- **Description of the task**
Spot every line with the word "text" and return it.

- **Items**

- - - -

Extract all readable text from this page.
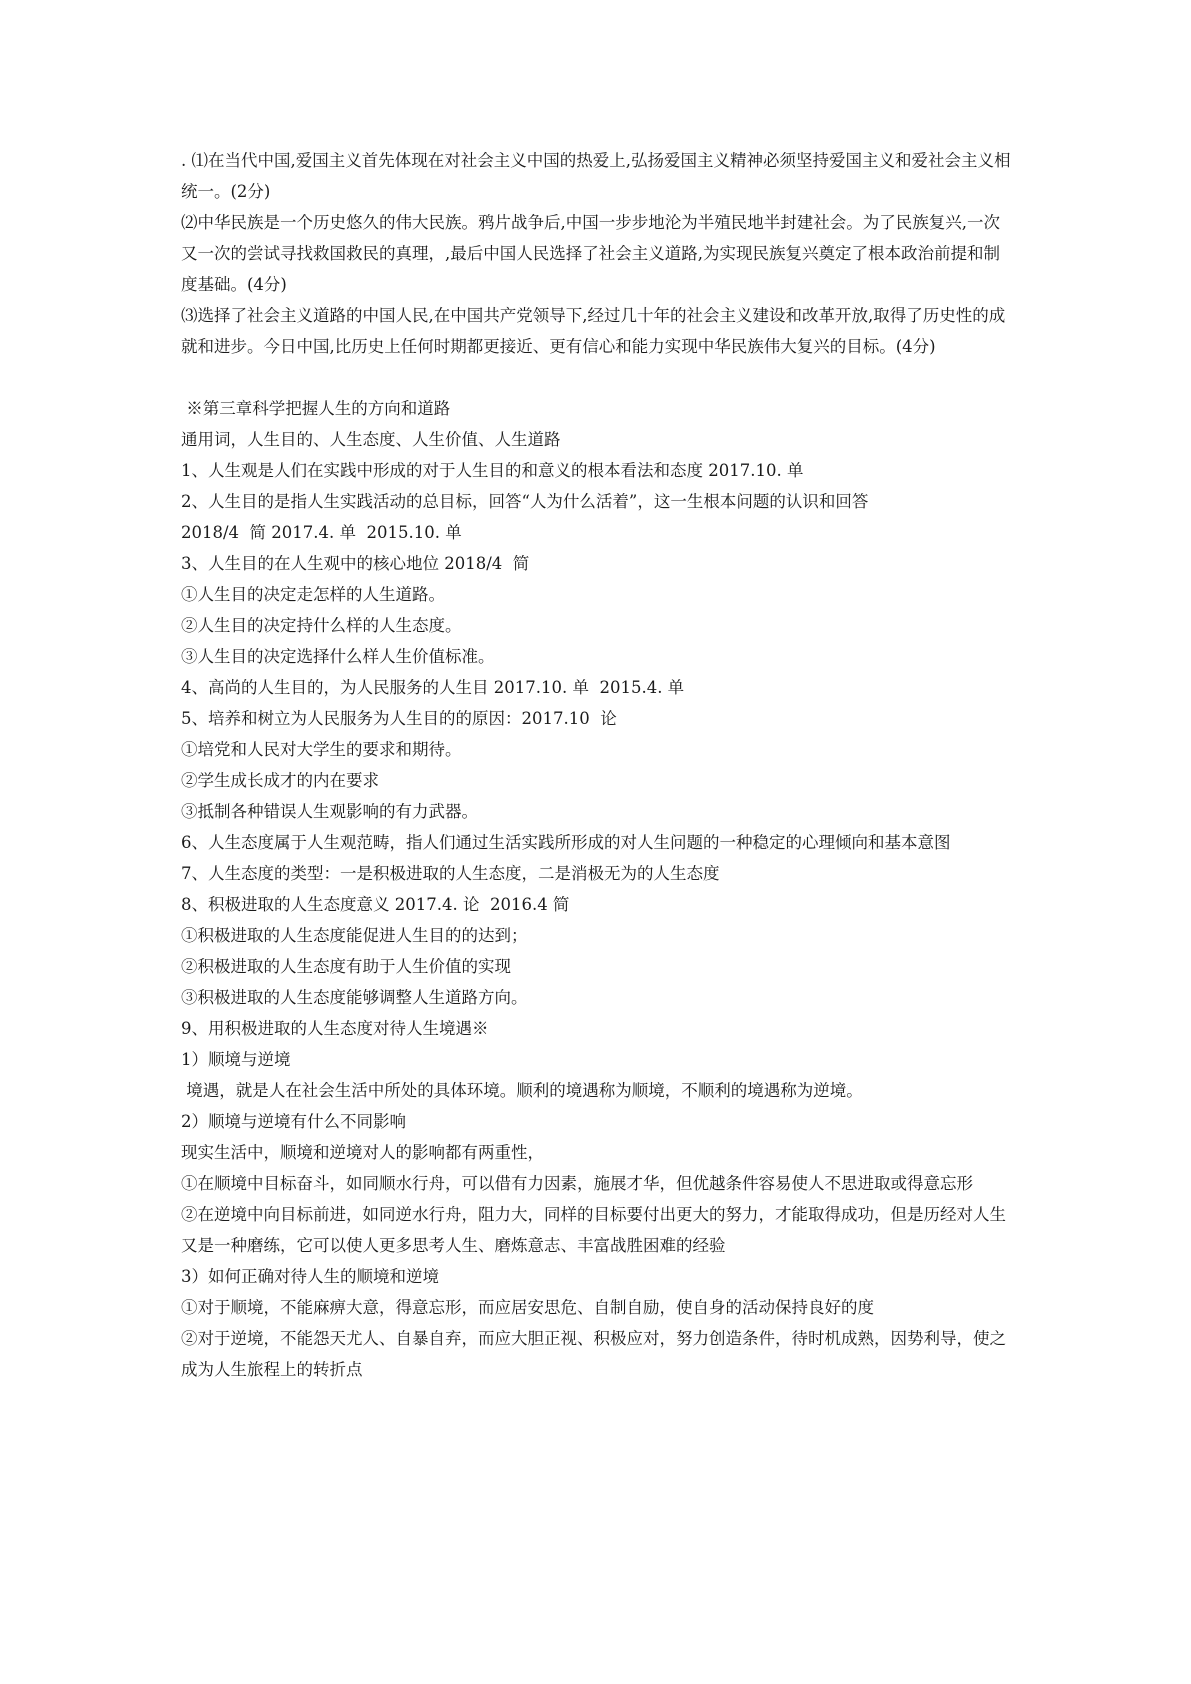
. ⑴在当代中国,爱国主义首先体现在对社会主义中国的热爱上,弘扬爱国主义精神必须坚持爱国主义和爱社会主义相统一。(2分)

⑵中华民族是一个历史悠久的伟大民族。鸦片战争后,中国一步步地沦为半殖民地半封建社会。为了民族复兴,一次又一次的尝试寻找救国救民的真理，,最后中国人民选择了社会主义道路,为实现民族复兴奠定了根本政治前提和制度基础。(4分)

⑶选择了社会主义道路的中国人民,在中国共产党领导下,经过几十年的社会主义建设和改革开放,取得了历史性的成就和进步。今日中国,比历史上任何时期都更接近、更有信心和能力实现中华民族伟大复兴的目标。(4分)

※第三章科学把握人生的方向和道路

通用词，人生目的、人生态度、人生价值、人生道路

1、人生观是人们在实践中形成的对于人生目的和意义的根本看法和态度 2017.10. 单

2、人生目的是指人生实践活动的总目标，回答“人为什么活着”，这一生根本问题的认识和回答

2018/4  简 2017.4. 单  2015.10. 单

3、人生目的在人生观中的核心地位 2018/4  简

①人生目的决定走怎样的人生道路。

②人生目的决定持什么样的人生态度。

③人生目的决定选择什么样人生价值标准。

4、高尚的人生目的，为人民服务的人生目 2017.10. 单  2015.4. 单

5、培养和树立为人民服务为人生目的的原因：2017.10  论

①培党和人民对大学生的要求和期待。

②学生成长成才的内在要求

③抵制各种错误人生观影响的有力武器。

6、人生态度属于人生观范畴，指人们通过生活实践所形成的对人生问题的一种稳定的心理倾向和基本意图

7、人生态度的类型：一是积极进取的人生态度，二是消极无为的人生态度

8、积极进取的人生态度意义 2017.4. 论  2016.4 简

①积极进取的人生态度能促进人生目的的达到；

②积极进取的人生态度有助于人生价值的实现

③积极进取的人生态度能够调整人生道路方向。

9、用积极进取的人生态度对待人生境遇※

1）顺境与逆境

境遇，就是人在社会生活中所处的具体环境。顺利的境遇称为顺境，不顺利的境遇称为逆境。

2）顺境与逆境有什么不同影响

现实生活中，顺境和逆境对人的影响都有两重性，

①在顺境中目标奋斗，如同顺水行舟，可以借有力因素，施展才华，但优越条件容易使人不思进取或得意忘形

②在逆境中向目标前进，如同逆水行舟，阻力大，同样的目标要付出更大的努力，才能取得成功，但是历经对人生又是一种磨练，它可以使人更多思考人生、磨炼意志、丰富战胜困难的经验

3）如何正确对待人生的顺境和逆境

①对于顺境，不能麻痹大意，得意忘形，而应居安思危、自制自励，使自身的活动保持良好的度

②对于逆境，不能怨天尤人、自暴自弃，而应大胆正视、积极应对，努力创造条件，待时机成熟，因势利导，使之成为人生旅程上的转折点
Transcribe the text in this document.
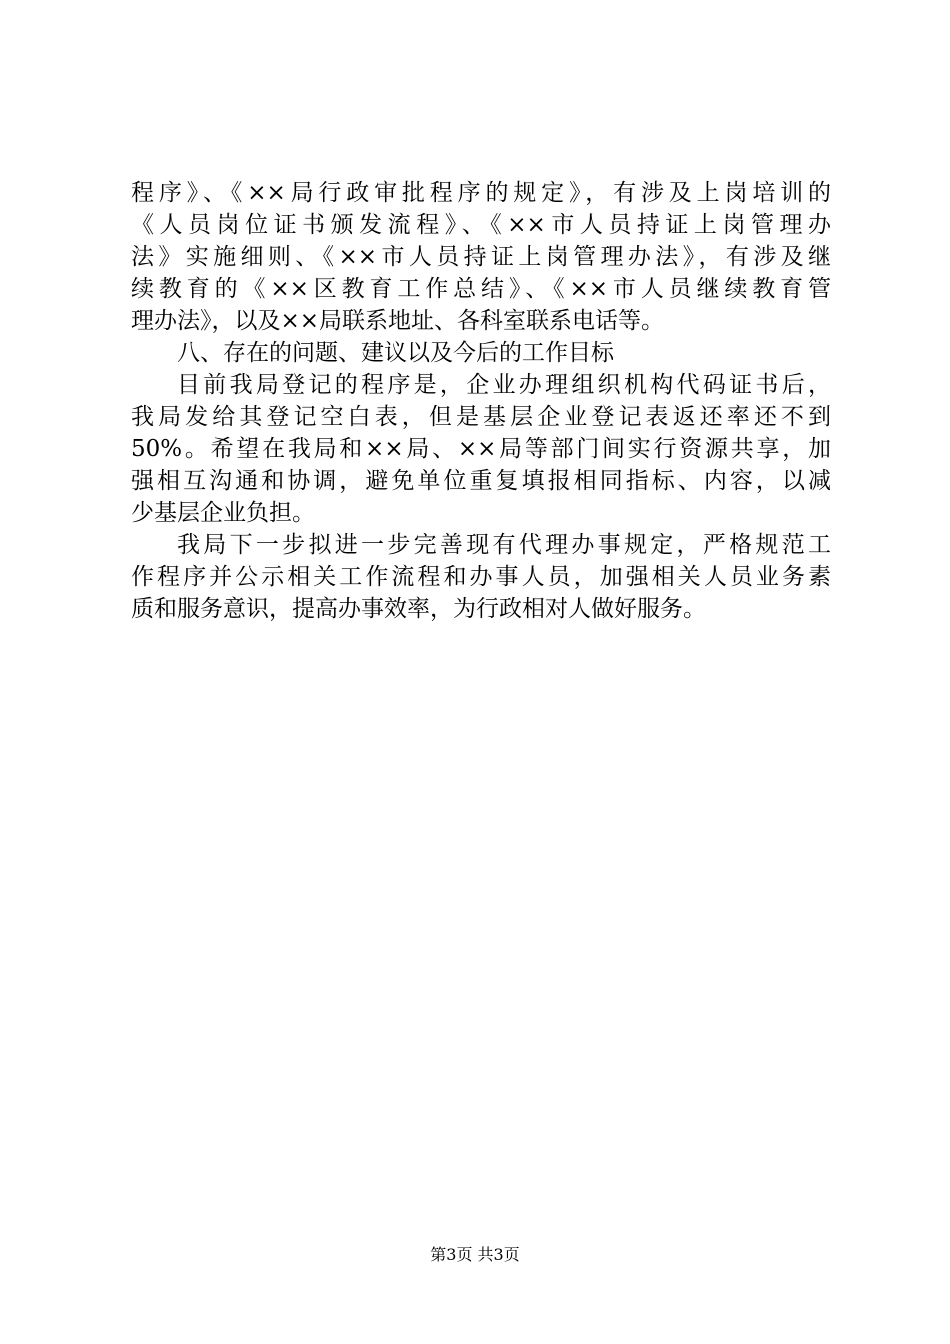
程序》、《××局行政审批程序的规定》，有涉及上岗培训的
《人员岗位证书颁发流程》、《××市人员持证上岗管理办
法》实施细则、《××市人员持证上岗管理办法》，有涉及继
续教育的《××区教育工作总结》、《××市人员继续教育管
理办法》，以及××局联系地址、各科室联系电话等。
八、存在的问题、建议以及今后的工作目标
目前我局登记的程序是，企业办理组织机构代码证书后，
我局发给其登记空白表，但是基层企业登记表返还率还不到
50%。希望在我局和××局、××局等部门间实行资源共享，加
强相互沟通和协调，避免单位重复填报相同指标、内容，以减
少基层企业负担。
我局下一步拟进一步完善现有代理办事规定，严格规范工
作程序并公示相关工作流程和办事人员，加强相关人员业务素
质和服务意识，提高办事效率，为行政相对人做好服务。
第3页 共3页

- - - -

- **In response**
Extract all readable text from this page.
Transcribe the text in this document.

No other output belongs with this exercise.